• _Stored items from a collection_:
==========
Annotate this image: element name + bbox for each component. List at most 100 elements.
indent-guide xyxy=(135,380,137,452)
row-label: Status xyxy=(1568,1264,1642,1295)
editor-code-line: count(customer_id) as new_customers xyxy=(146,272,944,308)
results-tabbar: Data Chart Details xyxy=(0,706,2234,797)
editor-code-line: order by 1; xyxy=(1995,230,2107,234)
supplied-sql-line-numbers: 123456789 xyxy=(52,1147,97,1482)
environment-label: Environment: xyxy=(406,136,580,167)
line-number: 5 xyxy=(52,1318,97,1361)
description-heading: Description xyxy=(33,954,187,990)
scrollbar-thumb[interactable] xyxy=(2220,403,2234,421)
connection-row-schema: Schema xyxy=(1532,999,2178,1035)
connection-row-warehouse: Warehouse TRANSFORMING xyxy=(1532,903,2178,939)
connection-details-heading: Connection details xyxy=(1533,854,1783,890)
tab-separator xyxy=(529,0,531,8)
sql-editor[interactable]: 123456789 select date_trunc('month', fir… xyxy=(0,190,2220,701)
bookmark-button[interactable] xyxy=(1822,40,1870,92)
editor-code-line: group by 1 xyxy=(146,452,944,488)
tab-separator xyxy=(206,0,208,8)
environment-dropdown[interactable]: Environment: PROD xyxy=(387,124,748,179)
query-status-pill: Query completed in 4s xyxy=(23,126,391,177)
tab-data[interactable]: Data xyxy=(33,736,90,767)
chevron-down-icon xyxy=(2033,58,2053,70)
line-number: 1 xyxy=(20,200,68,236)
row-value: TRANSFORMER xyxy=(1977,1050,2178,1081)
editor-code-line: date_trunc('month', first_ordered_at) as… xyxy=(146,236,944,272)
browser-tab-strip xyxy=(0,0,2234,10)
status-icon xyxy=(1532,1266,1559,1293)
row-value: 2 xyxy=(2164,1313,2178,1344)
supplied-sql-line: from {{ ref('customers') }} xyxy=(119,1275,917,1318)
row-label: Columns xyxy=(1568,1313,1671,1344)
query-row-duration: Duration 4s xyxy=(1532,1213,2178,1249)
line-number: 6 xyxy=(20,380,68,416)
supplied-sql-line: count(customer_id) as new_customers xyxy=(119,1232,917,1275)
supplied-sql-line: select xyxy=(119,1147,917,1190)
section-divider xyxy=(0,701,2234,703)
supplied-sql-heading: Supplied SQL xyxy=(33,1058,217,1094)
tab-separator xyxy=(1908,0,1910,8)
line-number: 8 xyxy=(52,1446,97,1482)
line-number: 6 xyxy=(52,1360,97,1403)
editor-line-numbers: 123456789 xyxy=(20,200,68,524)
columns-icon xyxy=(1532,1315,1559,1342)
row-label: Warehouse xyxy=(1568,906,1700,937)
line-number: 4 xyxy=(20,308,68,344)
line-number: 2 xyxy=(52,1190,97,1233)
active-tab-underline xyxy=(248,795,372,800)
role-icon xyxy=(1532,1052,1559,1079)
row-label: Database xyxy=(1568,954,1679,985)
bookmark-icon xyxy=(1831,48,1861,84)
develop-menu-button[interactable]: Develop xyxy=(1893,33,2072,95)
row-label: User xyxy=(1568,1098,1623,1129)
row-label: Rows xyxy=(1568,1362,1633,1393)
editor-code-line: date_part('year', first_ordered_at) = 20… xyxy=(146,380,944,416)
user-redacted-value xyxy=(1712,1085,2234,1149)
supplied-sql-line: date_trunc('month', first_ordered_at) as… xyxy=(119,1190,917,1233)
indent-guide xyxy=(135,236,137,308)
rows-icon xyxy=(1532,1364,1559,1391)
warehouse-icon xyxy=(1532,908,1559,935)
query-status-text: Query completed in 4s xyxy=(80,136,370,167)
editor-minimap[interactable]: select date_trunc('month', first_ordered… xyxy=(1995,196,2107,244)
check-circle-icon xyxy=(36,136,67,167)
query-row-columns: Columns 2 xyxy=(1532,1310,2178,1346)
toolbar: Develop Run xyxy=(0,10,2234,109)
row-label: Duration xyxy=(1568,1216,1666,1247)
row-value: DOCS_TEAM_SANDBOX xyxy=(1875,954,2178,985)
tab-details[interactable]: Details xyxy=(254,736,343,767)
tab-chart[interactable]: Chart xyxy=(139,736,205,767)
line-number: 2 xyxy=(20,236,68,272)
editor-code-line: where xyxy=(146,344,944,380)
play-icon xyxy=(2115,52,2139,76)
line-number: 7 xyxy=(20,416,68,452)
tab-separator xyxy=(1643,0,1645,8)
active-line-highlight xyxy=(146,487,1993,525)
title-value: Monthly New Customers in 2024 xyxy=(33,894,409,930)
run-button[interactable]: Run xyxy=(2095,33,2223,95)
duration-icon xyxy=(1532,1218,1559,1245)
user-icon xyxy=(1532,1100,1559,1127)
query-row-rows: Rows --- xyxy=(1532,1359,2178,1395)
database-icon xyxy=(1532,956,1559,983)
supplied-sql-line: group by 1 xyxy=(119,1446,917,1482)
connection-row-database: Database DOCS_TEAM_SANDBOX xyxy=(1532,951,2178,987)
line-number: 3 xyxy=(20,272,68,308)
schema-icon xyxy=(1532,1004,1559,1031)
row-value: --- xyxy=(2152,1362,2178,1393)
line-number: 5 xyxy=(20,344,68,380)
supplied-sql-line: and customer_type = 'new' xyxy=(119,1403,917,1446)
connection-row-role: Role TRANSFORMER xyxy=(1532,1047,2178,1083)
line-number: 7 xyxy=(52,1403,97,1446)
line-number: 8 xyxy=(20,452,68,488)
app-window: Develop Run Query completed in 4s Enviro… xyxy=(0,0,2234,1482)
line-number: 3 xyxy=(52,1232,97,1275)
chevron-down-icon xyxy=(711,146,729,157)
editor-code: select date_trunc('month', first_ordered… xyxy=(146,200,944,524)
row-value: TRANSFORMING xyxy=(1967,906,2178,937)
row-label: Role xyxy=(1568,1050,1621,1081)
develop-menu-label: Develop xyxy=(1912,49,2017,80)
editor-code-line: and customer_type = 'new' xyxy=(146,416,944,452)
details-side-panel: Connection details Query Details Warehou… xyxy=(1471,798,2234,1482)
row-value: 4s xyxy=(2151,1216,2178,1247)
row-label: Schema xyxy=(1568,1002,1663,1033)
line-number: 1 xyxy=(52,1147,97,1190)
==========
• _Problem to work on_:
Reproduce every line of the listing above, character for character.

• _Worked solution_:
Annotate this image: element name + bbox for each component. List at most 100 elements.
indent-guide xyxy=(135,380,137,452)
row-label: Status xyxy=(1568,1264,1642,1295)
editor-code-line: count(customer_id) as new_customers xyxy=(146,272,944,308)
results-tabbar: Data Chart Details xyxy=(0,706,2234,797)
editor-code-line: order by 1; xyxy=(1995,230,2107,234)
supplied-sql-line-numbers: 123456789 xyxy=(52,1147,97,1482)
environment-label: Environment: xyxy=(406,136,580,167)
line-number: 5 xyxy=(52,1318,97,1361)
description-heading: Description xyxy=(33,954,187,990)
scrollbar-thumb[interactable] xyxy=(2220,403,2234,421)
connection-row-schema: Schema xyxy=(1532,999,2178,1035)
connection-row-warehouse: Warehouse TRANSFORMING xyxy=(1532,903,2178,939)
connection-details-heading: Connection details xyxy=(1533,854,1783,890)
tab-separator xyxy=(529,0,531,8)
sql-editor[interactable]: 123456789 select date_trunc('month', fir… xyxy=(0,190,2220,701)
bookmark-button[interactable] xyxy=(1822,40,1870,92)
editor-code-line: group by 1 xyxy=(146,452,944,488)
tab-separator xyxy=(206,0,208,8)
environment-dropdown[interactable]: Environment: PROD xyxy=(387,124,748,179)
query-status-pill: Query completed in 4s xyxy=(23,126,391,177)
tab-data[interactable]: Data xyxy=(33,736,90,767)
chevron-down-icon xyxy=(2033,58,2053,70)
line-number: 1 xyxy=(20,200,68,236)
row-value: TRANSFORMER xyxy=(1977,1050,2178,1081)
editor-code-line: date_trunc('month', first_ordered_at) as… xyxy=(146,236,944,272)
browser-tab-strip xyxy=(0,0,2234,10)
status-icon xyxy=(1532,1266,1559,1293)
row-value: 2 xyxy=(2164,1313,2178,1344)
supplied-sql-line: from {{ ref('customers') }} xyxy=(119,1275,917,1318)
row-label: Columns xyxy=(1568,1313,1671,1344)
query-row-duration: Duration 4s xyxy=(1532,1213,2178,1249)
line-number: 6 xyxy=(20,380,68,416)
supplied-sql-line: count(customer_id) as new_customers xyxy=(119,1232,917,1275)
supplied-sql-line: select xyxy=(119,1147,917,1190)
section-divider xyxy=(0,701,2234,703)
supplied-sql-heading: Supplied SQL xyxy=(33,1058,217,1094)
tab-separator xyxy=(1908,0,1910,8)
line-number: 8 xyxy=(52,1446,97,1482)
line-number: 6 xyxy=(52,1360,97,1403)
editor-line-numbers: 123456789 xyxy=(20,200,68,524)
columns-icon xyxy=(1532,1315,1559,1342)
row-label: Warehouse xyxy=(1568,906,1700,937)
line-number: 4 xyxy=(20,308,68,344)
line-number: 2 xyxy=(52,1190,97,1233)
active-tab-underline xyxy=(248,795,372,800)
role-icon xyxy=(1532,1052,1559,1079)
row-label: Database xyxy=(1568,954,1679,985)
bookmark-icon xyxy=(1831,48,1861,84)
develop-menu-button[interactable]: Develop xyxy=(1893,33,2072,95)
row-label: User xyxy=(1568,1098,1623,1129)
row-label: Rows xyxy=(1568,1362,1633,1393)
editor-code-line: date_part('year', first_ordered_at) = 20… xyxy=(146,380,944,416)
user-redacted-value xyxy=(1712,1085,2234,1149)
supplied-sql-line: date_trunc('month', first_ordered_at) as… xyxy=(119,1190,917,1233)
indent-guide xyxy=(135,236,137,308)
rows-icon xyxy=(1532,1364,1559,1391)
warehouse-icon xyxy=(1532,908,1559,935)
query-status-text: Query completed in 4s xyxy=(80,136,370,167)
editor-minimap[interactable]: select date_trunc('month', first_ordered… xyxy=(1995,196,2107,244)
check-circle-icon xyxy=(36,136,67,167)
query-row-columns: Columns 2 xyxy=(1532,1310,2178,1346)
toolbar: Develop Run xyxy=(0,10,2234,109)
row-label: Duration xyxy=(1568,1216,1666,1247)
row-value: DOCS_TEAM_SANDBOX xyxy=(1875,954,2178,985)
tab-details[interactable]: Details xyxy=(254,736,343,767)
tab-chart[interactable]: Chart xyxy=(139,736,205,767)
line-number: 2 xyxy=(20,236,68,272)
editor-code-line: where xyxy=(146,344,944,380)
play-icon xyxy=(2115,52,2139,76)
line-number: 7 xyxy=(20,416,68,452)
tab-separator xyxy=(1643,0,1645,8)
active-line-highlight xyxy=(146,487,1993,525)
title-value: Monthly New Customers in 2024 xyxy=(33,894,409,930)
run-button[interactable]: Run xyxy=(2095,33,2223,95)
duration-icon xyxy=(1532,1218,1559,1245)
user-icon xyxy=(1532,1100,1559,1127)
query-row-rows: Rows --- xyxy=(1532,1359,2178,1395)
database-icon xyxy=(1532,956,1559,983)
supplied-sql-line: group by 1 xyxy=(119,1446,917,1482)
connection-row-database: Database DOCS_TEAM_SANDBOX xyxy=(1532,951,2178,987)
line-number: 3 xyxy=(20,272,68,308)
schema-icon xyxy=(1532,1004,1559,1031)
row-value: --- xyxy=(2152,1362,2178,1393)
line-number: 5 xyxy=(20,344,68,380)
supplied-sql-line: and customer_type = 'new' xyxy=(119,1403,917,1446)
connection-row-role: Role TRANSFORMER xyxy=(1532,1047,2178,1083)
line-number: 7 xyxy=(52,1403,97,1446)
line-number: 8 xyxy=(20,452,68,488)
app-window: Develop Run Query completed in 4s Enviro… xyxy=(0,0,2234,1482)
line-number: 3 xyxy=(52,1232,97,1275)
chevron-down-icon xyxy=(711,146,729,157)
editor-code: select date_trunc('month', first_ordered… xyxy=(146,200,944,524)
row-value: TRANSFORMING xyxy=(1967,906,2178,937)
row-label: Role xyxy=(1568,1050,1621,1081)
develop-menu-label: Develop xyxy=(1912,49,2017,80)
editor-code-line: and customer_type = 'new' xyxy=(146,416,944,452)
details-side-panel: Connection details Query Details Warehou… xyxy=(1471,798,2234,1482)
row-value: 4s xyxy=(2151,1216,2178,1247)
row-label: Schema xyxy=(1568,1002,1663,1033)
line-number: 1 xyxy=(52,1147,97,1190)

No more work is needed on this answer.